== WHAT TO DO ==
From the entries that follow, extract each line holding the string "content".

== DATA PROVIDED ==

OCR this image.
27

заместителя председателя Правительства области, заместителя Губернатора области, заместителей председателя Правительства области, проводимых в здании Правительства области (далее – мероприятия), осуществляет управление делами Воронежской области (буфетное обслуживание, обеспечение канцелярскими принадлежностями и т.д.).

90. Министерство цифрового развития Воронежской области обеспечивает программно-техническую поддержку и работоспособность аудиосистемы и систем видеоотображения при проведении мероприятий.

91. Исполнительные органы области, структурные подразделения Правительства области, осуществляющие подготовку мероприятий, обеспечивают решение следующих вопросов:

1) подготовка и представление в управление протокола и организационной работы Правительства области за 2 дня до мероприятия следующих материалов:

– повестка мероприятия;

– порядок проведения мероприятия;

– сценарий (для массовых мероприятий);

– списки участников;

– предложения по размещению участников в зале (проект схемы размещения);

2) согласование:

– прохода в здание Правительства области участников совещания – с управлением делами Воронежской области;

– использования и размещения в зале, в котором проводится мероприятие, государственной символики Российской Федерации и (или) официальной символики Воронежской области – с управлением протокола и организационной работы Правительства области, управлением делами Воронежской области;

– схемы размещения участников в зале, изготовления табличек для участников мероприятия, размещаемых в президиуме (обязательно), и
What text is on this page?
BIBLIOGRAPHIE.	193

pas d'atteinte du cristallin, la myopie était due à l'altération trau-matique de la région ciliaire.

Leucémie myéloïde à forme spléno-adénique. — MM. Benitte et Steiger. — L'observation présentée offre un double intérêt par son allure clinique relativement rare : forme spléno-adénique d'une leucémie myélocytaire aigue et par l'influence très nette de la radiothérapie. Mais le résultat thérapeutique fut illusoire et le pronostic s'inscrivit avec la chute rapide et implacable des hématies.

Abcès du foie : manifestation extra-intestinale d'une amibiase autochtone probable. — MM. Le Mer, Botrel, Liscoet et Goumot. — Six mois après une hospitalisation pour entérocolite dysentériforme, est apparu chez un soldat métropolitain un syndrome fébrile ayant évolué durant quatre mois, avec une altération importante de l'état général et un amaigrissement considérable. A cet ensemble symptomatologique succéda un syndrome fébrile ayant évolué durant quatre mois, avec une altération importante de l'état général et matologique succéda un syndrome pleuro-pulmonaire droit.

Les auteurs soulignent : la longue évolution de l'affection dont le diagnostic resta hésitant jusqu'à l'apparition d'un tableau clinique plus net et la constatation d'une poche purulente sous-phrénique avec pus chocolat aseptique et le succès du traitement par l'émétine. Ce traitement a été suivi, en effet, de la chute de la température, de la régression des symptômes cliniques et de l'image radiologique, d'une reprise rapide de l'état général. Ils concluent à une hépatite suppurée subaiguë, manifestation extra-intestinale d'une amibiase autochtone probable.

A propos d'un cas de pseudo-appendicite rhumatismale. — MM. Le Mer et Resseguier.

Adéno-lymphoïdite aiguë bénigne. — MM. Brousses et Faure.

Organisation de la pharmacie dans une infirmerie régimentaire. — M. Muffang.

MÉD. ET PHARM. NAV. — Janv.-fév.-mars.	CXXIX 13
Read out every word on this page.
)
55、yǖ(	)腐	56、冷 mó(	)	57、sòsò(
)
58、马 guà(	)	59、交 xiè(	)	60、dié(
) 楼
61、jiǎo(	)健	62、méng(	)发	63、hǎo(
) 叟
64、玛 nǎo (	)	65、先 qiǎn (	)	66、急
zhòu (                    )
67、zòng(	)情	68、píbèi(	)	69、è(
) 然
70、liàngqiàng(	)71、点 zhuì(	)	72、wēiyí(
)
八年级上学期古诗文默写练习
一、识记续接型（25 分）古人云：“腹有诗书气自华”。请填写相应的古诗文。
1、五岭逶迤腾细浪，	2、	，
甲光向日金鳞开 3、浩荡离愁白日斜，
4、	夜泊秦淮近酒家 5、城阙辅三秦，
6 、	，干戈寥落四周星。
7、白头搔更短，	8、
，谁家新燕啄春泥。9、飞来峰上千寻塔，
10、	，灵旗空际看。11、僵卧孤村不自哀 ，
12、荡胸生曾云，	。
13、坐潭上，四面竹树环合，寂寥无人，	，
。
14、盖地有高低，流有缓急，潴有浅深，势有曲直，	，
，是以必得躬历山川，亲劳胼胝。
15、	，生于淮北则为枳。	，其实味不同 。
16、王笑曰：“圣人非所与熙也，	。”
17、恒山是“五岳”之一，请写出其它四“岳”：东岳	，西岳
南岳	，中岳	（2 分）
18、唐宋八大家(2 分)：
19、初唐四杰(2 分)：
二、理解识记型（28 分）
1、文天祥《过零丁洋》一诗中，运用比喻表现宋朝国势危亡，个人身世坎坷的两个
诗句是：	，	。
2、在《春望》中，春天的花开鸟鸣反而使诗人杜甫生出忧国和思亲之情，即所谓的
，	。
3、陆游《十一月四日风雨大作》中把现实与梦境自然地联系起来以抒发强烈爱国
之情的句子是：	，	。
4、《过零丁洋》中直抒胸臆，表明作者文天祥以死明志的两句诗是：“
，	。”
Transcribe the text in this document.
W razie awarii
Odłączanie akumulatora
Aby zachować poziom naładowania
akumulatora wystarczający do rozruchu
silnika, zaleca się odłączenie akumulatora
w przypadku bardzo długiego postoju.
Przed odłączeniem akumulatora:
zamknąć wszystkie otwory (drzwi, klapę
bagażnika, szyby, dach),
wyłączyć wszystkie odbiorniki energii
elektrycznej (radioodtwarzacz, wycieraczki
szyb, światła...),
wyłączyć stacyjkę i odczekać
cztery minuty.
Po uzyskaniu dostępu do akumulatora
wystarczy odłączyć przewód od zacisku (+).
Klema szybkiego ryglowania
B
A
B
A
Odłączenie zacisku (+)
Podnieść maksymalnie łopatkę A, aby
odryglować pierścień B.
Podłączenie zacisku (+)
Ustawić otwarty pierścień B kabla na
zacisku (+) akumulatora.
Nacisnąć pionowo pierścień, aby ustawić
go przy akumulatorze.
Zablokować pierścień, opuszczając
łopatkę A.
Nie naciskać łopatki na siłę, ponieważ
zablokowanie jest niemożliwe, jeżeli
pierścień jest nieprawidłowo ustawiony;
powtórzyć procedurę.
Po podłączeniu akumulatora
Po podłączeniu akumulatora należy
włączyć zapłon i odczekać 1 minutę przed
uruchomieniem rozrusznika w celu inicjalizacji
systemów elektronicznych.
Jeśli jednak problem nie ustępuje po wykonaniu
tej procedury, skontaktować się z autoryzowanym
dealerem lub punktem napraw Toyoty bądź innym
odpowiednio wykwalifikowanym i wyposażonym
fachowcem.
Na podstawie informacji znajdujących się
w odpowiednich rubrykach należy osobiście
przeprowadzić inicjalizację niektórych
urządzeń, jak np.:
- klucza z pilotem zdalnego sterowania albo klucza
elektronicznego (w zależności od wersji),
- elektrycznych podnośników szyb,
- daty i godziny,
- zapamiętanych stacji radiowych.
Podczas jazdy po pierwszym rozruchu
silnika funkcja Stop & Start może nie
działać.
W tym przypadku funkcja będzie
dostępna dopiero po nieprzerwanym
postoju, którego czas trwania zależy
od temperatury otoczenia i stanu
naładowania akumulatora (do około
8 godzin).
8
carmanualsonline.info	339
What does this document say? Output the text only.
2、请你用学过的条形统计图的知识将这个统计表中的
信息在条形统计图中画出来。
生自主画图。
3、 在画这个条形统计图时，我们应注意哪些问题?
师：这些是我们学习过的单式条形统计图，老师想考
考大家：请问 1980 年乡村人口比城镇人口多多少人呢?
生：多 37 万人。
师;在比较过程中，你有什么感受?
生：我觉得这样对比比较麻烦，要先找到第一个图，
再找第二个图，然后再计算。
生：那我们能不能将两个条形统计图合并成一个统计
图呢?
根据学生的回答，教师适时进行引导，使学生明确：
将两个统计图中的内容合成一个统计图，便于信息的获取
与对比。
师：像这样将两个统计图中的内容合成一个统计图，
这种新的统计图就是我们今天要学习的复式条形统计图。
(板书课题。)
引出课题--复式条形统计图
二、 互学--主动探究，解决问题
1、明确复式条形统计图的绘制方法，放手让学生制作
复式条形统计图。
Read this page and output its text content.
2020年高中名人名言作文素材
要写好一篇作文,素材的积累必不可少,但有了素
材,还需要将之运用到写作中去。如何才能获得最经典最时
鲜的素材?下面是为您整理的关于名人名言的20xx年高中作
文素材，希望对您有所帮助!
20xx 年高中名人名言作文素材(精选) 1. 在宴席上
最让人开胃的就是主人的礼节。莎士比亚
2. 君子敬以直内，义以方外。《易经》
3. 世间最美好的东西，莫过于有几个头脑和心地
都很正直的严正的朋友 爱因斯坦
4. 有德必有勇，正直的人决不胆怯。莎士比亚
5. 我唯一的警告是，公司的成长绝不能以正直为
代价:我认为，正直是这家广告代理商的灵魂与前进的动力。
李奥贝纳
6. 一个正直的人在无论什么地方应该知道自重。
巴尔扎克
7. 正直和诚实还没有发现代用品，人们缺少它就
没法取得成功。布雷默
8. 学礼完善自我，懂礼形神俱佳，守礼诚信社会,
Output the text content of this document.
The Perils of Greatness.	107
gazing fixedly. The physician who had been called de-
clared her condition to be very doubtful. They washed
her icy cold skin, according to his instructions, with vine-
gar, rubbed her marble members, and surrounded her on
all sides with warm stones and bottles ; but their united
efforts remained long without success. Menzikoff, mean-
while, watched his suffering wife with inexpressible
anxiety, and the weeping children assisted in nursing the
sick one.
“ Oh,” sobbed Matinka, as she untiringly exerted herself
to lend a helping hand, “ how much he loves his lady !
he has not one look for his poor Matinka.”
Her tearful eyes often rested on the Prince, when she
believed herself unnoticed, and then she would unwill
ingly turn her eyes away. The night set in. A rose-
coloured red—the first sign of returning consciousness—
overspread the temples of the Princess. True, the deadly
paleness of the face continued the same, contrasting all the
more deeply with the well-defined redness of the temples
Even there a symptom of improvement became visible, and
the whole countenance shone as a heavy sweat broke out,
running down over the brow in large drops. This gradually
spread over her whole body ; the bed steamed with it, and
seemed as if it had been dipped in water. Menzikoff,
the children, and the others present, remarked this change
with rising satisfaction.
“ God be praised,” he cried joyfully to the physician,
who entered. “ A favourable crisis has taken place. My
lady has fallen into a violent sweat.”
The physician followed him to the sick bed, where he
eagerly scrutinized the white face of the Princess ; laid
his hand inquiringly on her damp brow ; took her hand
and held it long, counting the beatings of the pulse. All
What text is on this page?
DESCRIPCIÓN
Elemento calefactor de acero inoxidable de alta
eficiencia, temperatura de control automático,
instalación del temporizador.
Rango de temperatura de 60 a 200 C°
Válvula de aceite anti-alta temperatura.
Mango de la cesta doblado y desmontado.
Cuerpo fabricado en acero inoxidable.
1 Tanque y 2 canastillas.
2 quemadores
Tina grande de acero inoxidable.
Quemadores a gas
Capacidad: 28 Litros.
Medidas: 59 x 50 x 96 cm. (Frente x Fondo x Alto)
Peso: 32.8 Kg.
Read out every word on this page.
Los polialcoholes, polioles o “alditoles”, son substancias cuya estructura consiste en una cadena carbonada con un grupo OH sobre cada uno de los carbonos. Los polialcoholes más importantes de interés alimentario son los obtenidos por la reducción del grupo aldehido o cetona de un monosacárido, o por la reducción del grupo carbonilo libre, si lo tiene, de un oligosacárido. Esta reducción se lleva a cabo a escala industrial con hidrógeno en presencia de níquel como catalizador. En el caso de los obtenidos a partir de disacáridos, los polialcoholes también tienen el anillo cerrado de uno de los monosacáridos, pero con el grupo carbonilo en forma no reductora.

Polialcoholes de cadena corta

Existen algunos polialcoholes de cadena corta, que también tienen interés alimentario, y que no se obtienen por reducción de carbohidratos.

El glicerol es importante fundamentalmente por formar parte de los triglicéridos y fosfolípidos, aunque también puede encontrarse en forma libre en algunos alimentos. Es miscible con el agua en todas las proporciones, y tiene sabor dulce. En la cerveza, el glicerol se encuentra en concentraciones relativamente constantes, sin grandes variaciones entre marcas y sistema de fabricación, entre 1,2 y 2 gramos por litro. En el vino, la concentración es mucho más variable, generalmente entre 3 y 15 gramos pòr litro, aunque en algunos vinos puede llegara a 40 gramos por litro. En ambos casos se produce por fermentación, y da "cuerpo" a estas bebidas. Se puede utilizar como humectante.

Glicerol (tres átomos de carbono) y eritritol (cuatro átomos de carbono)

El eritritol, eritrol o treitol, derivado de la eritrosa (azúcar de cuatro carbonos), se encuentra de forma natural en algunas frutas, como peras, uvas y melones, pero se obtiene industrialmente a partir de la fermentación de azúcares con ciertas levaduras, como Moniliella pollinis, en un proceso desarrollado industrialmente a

== CORRECT ANSWER ==
Read this page and output its text content.
Output the text content of this document.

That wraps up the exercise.